WRITTEN EXERCISE
Report only the number of lines in this material that include the string "time".
━━━━━━━━
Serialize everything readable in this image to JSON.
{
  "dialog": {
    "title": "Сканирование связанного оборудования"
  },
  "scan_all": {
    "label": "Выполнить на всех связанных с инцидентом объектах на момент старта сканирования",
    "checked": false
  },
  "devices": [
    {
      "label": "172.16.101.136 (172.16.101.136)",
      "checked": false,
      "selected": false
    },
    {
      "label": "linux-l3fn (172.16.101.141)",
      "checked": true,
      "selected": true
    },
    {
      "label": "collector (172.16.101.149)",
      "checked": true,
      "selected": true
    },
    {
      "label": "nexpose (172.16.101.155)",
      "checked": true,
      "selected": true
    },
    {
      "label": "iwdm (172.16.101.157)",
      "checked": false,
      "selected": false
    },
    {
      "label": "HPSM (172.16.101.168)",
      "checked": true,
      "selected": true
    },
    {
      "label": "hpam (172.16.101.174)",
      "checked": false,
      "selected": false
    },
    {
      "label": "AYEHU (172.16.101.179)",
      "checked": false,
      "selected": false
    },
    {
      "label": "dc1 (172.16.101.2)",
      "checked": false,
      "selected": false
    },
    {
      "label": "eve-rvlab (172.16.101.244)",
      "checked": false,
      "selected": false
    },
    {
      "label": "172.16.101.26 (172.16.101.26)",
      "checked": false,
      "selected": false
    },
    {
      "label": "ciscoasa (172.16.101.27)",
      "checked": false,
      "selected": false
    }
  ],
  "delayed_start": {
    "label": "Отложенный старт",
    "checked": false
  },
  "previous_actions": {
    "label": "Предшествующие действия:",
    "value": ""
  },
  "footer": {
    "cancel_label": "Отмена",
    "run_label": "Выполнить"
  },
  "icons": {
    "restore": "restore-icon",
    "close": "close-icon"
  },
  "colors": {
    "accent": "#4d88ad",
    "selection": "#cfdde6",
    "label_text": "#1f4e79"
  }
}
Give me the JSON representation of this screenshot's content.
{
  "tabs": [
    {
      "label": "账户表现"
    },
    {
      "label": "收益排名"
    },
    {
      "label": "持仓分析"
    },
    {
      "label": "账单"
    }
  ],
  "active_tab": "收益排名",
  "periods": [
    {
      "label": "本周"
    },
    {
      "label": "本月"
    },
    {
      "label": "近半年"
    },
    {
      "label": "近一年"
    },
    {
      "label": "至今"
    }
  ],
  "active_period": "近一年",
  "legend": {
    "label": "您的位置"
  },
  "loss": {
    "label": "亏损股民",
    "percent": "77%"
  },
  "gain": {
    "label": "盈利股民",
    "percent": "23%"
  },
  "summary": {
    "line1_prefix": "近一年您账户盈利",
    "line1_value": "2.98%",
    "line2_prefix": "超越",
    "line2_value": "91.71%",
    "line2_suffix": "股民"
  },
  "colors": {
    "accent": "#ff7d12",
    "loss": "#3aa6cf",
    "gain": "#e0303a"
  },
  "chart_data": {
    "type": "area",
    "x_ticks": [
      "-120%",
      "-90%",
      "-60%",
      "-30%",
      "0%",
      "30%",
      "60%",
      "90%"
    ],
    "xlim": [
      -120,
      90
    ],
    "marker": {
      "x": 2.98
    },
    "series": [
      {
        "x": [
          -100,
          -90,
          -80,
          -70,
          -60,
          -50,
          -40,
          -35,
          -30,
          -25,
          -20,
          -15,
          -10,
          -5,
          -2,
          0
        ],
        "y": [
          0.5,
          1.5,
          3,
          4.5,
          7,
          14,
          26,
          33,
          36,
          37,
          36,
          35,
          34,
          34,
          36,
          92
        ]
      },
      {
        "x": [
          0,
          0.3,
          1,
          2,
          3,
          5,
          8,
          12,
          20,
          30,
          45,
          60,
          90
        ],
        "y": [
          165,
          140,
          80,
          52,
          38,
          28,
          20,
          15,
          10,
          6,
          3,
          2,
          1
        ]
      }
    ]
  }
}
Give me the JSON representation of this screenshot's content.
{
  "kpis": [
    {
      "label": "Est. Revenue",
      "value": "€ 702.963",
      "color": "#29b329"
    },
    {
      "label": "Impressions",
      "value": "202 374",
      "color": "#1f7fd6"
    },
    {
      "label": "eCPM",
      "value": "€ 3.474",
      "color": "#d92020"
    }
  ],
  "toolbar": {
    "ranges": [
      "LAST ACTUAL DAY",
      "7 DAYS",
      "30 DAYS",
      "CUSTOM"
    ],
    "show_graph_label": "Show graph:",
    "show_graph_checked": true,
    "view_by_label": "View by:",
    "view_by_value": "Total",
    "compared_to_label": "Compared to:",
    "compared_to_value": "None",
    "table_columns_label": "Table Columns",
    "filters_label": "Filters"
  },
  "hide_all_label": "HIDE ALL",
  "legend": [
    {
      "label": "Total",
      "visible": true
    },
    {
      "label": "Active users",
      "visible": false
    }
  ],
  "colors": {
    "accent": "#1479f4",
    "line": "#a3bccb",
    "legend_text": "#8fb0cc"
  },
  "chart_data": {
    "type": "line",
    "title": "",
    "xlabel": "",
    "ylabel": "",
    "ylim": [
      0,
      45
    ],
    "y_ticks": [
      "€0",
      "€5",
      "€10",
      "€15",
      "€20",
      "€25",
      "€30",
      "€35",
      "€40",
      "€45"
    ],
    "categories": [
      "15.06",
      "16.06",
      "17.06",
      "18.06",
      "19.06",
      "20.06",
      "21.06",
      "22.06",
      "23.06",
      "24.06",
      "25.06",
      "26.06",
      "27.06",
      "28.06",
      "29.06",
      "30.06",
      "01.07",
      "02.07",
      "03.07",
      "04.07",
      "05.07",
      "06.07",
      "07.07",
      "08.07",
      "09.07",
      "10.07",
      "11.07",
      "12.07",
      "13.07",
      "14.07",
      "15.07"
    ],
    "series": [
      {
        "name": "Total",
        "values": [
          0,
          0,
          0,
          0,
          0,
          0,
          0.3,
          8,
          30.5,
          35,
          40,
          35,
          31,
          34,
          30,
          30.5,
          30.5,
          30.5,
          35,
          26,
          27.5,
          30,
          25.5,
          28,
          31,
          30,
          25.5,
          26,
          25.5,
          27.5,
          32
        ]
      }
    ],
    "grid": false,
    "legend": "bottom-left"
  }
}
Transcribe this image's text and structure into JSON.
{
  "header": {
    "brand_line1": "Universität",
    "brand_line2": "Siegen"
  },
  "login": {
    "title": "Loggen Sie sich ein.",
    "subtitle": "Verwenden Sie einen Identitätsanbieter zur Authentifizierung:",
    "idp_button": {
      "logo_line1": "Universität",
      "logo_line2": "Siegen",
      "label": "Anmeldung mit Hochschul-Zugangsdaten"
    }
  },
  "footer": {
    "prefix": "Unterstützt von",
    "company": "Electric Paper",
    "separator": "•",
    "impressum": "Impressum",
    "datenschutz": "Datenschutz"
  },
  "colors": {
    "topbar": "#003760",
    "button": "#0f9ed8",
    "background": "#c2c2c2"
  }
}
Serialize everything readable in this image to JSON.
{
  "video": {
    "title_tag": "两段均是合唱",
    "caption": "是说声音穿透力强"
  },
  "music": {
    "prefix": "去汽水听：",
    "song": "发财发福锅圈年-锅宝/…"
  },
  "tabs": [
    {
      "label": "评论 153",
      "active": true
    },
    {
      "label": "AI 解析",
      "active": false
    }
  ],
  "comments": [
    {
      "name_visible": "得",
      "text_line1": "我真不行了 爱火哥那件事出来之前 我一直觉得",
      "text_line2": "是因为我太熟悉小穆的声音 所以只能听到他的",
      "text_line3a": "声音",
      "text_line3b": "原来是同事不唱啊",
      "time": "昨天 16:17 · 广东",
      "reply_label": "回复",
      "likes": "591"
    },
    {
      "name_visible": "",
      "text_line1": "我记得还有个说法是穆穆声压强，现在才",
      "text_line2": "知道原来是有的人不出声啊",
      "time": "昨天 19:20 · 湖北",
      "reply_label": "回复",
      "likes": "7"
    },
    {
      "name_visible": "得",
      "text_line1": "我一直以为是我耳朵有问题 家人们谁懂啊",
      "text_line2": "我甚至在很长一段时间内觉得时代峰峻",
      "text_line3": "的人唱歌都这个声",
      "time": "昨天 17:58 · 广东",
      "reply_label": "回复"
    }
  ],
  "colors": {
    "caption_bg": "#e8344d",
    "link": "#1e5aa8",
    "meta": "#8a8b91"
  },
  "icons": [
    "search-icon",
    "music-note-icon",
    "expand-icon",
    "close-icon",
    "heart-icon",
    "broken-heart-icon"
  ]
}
━━━━━━━━
CORRECT OUTPUT
3